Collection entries
>>>

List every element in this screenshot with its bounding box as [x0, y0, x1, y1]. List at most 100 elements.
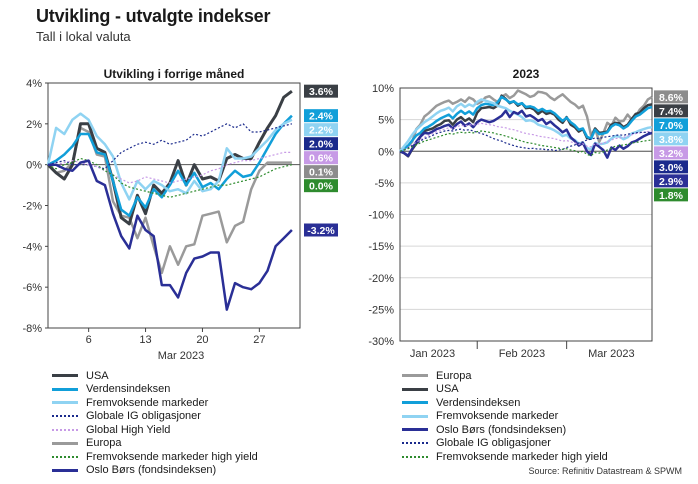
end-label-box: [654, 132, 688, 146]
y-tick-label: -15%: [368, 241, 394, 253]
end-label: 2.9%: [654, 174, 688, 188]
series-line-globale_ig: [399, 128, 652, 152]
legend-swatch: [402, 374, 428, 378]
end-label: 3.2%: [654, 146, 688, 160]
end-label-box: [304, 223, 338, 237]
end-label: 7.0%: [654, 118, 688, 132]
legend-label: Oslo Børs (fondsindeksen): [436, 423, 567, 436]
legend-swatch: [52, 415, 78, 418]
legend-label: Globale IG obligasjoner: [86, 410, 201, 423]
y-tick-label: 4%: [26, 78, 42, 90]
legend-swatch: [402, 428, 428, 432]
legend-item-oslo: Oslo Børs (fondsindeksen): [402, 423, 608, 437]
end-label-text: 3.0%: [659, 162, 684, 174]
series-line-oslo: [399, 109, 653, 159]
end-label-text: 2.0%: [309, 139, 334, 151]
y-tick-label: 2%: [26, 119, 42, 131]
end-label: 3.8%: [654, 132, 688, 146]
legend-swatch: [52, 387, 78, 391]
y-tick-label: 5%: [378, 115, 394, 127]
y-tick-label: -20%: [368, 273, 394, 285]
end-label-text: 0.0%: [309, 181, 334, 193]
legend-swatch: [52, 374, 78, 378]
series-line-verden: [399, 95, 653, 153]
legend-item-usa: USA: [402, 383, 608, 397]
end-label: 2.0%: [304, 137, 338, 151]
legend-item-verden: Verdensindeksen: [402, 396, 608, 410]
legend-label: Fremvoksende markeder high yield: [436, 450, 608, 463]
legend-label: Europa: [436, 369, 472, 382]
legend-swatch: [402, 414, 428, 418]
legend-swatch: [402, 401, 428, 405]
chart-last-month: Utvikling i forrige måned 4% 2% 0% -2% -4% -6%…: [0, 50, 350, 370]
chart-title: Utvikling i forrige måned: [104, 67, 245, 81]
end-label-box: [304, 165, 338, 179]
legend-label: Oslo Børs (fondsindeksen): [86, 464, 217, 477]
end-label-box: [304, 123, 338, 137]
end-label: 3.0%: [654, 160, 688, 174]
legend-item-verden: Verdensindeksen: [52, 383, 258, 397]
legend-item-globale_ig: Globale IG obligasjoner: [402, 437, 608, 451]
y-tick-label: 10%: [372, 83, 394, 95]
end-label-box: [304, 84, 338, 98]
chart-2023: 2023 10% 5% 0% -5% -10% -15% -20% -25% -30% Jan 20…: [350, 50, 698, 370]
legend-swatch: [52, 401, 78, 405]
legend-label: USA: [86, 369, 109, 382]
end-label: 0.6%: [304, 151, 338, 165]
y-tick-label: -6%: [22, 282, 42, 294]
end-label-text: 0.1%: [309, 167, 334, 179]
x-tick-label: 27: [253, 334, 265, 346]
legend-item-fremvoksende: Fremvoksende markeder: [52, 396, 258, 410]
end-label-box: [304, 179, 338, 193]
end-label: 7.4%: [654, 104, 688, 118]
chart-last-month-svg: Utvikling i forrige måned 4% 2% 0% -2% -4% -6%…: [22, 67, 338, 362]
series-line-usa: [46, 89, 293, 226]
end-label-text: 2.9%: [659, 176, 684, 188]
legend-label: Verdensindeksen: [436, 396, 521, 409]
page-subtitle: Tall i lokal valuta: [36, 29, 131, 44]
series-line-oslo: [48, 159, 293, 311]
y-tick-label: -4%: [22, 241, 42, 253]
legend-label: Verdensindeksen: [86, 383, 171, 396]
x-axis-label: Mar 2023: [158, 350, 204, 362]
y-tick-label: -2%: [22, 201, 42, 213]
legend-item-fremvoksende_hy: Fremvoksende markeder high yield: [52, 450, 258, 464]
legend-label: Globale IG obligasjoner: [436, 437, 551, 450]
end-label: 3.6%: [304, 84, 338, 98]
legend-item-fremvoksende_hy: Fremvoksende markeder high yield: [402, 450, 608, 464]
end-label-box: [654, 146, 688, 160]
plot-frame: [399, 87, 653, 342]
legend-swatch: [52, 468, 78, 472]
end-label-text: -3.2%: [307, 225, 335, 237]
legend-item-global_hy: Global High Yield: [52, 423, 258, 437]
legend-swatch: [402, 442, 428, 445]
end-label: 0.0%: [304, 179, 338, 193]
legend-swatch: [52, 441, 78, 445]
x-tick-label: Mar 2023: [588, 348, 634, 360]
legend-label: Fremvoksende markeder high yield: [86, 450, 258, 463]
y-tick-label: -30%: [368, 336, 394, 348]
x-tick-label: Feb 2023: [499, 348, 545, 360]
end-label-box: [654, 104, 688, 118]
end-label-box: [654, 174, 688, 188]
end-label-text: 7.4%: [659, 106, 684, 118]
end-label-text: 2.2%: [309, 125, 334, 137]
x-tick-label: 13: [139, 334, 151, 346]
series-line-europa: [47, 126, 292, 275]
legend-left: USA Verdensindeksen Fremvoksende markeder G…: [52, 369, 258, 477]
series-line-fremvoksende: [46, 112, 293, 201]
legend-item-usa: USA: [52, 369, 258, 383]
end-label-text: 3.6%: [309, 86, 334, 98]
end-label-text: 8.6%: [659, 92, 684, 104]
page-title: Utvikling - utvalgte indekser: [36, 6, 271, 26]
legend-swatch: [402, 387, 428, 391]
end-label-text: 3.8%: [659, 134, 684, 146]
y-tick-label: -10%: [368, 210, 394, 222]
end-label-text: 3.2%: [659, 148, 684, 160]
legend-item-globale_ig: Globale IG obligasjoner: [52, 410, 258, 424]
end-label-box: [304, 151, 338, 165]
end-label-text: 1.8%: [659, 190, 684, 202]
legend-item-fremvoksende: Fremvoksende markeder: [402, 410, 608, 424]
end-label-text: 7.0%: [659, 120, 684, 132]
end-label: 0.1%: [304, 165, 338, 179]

<<<
>>>

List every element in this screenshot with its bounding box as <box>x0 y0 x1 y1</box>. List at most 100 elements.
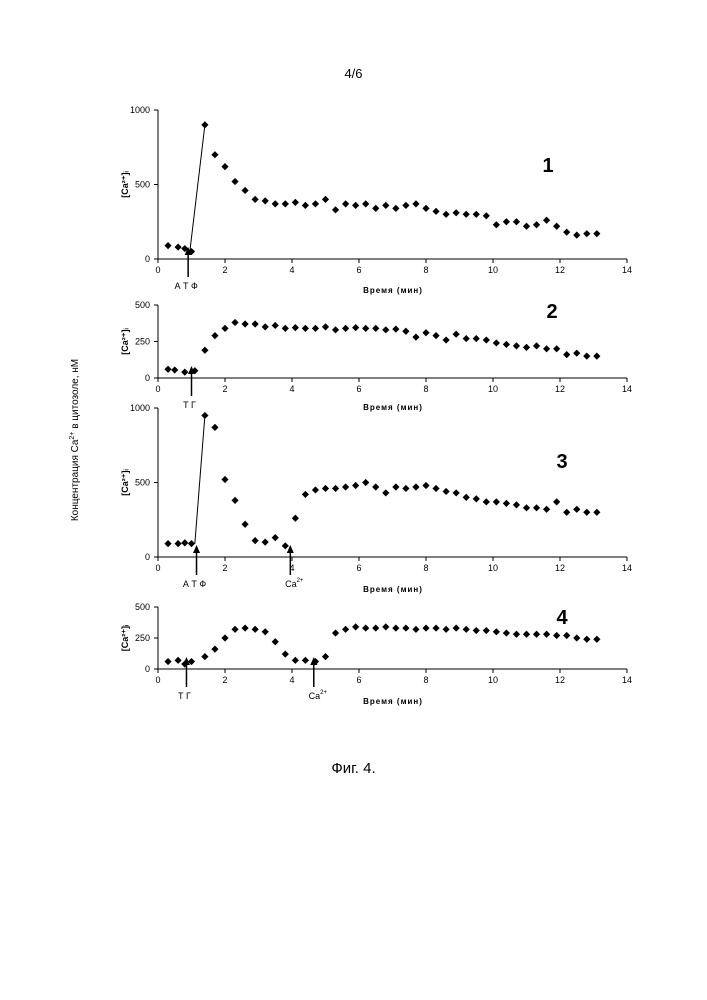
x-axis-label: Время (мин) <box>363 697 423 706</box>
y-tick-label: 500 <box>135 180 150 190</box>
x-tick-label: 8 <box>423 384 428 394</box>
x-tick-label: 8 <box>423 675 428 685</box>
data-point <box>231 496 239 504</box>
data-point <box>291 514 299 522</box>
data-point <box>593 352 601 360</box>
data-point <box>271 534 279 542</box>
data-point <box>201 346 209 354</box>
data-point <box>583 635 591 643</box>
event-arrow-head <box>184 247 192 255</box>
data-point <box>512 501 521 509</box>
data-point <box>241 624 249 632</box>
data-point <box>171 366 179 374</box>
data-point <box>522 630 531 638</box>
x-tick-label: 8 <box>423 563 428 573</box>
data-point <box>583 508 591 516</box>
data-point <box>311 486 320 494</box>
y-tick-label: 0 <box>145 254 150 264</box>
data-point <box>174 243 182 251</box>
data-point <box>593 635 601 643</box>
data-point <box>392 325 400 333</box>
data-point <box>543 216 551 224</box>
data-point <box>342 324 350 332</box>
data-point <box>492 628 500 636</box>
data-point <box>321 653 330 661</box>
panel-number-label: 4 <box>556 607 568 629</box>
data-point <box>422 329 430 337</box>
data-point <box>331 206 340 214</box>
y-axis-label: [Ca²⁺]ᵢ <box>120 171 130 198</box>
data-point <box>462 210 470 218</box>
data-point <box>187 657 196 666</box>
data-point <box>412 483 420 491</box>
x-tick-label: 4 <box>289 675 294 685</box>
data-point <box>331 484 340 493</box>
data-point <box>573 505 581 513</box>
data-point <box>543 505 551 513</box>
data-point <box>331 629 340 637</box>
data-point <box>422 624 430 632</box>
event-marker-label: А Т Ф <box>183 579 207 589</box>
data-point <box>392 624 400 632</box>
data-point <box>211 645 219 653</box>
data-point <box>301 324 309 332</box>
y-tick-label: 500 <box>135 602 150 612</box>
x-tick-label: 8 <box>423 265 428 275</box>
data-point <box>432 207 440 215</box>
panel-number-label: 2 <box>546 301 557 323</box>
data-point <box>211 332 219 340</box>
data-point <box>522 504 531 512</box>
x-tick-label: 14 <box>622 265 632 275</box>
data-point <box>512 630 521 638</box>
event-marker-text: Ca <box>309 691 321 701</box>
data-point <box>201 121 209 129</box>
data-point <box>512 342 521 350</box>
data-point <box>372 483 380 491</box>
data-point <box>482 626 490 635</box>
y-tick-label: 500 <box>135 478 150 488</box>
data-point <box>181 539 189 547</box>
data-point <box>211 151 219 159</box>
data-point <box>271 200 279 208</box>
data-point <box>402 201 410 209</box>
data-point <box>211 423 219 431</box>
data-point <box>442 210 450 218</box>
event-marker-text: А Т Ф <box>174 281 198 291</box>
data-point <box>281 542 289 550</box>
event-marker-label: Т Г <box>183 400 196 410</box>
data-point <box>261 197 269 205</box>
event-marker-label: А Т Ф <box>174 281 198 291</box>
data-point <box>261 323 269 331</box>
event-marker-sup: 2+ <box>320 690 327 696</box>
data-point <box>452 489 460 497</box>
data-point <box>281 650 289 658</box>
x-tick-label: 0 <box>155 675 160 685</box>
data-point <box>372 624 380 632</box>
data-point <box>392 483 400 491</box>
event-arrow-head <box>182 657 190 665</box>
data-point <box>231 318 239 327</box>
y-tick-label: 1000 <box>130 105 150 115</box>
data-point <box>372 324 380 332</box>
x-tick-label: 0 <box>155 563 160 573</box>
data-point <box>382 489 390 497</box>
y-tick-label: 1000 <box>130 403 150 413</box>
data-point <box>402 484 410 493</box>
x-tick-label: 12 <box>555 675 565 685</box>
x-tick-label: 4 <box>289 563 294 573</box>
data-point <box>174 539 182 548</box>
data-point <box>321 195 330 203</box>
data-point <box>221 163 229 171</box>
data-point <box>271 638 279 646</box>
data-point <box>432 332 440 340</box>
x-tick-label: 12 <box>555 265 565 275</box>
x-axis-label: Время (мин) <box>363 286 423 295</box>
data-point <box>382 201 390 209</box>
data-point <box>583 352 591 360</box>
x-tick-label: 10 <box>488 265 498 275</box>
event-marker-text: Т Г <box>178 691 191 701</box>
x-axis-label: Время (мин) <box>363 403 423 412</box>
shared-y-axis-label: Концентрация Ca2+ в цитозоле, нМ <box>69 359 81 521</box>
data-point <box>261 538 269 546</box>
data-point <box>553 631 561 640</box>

<<<

> _Problem details_: Substitute "legend-marker" for "legend-swatch" in the data from the line with "end-label-box: [654, 132, 688, 146]" up to and including the line with "end-label-box: [304, 223, 338, 237]", and write out only those lines again with everything else unchanged.

> _Full answer_:
end-label-box: [654, 132, 688, 146]
y-tick-label: -15%: [368, 241, 394, 253]
end-label: 2.9%: [654, 174, 688, 188]
series-line-globale_ig: [399, 128, 652, 152]
legend-marker: [402, 374, 428, 378]
end-label: 3.2%: [654, 146, 688, 160]
end-label-box: [304, 223, 338, 237]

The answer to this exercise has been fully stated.